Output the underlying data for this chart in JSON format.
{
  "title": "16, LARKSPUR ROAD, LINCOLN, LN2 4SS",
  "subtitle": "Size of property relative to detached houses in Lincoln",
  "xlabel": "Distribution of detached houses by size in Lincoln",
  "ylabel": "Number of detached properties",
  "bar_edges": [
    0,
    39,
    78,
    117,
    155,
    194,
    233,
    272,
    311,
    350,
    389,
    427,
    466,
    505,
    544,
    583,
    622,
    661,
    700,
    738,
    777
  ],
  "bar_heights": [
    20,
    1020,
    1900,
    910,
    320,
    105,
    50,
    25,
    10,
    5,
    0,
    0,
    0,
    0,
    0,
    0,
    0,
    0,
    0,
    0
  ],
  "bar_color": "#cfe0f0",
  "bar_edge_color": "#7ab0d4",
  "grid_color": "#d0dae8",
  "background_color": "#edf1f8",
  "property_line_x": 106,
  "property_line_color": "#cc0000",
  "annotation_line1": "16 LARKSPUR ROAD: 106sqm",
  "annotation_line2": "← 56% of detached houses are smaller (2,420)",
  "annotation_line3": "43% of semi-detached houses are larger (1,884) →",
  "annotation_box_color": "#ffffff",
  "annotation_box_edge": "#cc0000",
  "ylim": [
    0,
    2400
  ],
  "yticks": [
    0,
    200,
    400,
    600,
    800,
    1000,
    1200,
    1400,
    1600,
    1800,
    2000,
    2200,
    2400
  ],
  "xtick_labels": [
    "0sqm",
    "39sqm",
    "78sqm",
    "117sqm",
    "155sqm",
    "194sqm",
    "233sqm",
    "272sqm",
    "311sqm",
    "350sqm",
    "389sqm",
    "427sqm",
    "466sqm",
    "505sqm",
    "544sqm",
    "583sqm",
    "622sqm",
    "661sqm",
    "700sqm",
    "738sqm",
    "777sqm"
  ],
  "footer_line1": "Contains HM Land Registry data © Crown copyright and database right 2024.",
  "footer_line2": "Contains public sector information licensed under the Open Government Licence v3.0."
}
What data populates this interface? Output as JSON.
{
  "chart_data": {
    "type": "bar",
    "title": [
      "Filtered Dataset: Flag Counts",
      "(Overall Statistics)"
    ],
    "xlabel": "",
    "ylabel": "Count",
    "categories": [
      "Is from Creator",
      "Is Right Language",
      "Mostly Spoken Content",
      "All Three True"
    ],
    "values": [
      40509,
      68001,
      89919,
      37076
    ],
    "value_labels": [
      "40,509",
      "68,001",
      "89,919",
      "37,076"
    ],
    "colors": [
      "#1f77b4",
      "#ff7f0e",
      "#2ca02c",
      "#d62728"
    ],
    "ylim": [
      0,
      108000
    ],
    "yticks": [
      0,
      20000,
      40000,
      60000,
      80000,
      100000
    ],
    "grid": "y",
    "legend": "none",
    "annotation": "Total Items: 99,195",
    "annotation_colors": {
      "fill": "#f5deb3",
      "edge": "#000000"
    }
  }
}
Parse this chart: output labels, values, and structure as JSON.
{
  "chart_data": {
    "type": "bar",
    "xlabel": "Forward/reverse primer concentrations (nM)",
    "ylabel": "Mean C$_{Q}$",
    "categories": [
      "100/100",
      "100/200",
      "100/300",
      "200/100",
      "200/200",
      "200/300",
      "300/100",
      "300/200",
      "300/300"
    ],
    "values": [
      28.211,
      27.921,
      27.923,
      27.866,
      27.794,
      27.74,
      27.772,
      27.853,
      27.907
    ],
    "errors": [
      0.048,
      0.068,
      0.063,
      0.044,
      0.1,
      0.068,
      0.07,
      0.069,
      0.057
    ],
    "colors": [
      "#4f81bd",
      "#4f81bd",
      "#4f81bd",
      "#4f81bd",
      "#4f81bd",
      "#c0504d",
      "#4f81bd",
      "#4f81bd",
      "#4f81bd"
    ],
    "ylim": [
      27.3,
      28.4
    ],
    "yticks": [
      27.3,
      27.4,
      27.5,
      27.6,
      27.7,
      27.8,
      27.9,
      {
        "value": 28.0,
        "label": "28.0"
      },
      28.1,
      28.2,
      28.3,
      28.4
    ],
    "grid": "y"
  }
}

○ ○ ○ ○ ○ ○ ○

#### WHAT YOU SHOULD DO:
Tally the lines of the listing in which the word "detached" occurs, and state the total alone.

#### RESULT FOR THIS TASK:
5